# Stated goal
Only lines holding the string "Median" are wanted; copy each one from the material.

Dataset rows about figures:
"""

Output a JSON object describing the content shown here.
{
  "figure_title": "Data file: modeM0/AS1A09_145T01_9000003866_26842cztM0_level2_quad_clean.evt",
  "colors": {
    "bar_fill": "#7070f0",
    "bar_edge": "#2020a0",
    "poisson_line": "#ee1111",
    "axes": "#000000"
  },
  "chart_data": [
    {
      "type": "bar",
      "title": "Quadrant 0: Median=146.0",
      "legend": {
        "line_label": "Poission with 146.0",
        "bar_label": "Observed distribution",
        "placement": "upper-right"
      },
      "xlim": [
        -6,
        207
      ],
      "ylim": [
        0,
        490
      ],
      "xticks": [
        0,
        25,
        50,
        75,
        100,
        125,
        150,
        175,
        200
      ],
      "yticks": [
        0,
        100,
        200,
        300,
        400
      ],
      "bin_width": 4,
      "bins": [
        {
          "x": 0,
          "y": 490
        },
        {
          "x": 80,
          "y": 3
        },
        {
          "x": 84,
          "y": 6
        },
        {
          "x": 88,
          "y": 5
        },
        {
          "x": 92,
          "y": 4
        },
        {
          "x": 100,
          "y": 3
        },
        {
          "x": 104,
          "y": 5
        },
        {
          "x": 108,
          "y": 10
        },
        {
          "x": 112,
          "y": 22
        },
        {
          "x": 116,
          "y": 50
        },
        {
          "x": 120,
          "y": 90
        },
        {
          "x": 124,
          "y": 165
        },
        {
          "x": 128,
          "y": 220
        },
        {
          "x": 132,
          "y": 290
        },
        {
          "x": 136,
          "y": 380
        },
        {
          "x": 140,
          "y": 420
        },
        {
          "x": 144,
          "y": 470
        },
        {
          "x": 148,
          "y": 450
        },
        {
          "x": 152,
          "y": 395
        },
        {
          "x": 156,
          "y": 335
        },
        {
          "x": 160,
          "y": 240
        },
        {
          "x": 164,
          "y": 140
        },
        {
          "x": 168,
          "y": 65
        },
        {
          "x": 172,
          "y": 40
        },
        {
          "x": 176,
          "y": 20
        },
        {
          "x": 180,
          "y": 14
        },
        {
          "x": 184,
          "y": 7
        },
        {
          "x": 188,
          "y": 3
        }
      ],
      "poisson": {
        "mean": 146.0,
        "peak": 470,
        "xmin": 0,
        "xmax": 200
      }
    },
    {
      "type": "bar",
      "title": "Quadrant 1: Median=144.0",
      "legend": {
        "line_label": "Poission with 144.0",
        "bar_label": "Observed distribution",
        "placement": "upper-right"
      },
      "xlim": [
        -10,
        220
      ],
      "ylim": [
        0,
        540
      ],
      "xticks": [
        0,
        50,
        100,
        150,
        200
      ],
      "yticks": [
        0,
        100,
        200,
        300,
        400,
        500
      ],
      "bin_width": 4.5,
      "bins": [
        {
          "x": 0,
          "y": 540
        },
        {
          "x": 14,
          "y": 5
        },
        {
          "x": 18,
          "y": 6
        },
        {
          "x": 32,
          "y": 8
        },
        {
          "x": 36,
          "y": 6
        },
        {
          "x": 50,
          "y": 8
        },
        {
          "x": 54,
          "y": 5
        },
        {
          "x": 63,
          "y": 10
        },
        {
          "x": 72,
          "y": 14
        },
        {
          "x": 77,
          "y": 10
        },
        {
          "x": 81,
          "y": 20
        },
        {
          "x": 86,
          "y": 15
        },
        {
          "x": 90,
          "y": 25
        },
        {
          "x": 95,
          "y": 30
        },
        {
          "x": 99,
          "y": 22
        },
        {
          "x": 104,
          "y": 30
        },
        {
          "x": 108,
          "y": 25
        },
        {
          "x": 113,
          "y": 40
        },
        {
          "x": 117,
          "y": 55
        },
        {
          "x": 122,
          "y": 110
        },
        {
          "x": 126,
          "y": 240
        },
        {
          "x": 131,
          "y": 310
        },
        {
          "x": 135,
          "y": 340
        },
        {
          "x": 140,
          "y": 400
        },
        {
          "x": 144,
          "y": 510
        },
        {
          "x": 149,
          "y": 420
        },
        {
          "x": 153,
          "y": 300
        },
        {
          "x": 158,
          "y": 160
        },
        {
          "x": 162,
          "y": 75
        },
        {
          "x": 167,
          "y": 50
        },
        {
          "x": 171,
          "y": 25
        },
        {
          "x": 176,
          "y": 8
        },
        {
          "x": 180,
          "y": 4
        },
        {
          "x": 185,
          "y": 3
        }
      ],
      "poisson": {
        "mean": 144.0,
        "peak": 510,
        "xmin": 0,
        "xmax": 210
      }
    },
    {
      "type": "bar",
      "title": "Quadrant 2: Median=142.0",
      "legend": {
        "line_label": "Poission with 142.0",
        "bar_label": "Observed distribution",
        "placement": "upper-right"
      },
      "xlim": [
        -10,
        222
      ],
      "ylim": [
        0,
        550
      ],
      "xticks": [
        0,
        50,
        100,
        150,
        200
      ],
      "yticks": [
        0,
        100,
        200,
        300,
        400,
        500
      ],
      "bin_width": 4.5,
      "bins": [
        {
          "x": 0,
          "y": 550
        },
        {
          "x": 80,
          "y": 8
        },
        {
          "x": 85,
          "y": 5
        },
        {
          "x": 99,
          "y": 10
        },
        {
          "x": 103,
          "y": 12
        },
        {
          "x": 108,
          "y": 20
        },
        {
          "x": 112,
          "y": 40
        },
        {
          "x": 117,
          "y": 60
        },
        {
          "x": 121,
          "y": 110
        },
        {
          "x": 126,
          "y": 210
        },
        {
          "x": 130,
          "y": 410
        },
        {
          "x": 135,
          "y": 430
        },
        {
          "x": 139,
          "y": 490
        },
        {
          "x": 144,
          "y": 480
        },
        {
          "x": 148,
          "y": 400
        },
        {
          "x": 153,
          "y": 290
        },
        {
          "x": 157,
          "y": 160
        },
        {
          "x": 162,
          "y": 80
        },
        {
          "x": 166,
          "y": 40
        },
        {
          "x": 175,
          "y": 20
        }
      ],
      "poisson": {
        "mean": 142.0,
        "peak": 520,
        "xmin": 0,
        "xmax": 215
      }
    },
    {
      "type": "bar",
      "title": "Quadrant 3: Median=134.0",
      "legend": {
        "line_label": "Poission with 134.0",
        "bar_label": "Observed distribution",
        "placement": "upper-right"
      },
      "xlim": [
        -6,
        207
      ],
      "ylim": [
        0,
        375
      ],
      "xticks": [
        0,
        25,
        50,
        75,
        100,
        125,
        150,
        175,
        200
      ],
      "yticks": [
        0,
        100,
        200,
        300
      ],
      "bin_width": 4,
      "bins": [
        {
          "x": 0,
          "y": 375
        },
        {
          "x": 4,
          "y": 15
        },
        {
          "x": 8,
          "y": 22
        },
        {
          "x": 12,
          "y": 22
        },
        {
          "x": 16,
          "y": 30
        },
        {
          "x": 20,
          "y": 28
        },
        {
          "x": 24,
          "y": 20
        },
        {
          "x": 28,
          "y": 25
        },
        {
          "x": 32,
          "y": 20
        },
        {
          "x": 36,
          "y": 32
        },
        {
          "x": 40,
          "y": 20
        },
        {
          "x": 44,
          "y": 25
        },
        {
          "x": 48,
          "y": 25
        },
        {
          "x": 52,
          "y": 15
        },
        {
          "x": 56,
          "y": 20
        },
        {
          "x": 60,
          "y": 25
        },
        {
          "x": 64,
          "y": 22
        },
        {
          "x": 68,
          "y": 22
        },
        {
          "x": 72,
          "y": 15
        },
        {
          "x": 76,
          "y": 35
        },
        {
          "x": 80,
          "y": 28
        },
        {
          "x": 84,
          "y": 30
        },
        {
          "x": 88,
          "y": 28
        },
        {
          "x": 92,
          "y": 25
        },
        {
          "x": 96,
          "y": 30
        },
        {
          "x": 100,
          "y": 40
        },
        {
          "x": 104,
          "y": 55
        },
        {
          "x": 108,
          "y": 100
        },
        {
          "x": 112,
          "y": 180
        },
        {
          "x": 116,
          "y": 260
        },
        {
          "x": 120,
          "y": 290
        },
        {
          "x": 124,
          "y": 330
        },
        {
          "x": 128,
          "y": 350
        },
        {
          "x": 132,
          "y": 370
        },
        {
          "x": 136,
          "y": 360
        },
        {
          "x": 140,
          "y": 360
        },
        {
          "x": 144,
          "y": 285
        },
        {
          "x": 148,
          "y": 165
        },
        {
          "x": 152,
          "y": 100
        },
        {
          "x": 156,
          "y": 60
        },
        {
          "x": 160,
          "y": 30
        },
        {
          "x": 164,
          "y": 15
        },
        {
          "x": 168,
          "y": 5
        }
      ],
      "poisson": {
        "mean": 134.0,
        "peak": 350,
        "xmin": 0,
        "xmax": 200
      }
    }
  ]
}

"""

# The completed task
      "title": "Quadrant 0: Median=146.0",
      "title": "Quadrant 1: Median=144.0",
      "title": "Quadrant 2: Median=142.0",
      "title": "Quadrant 3: Median=134.0",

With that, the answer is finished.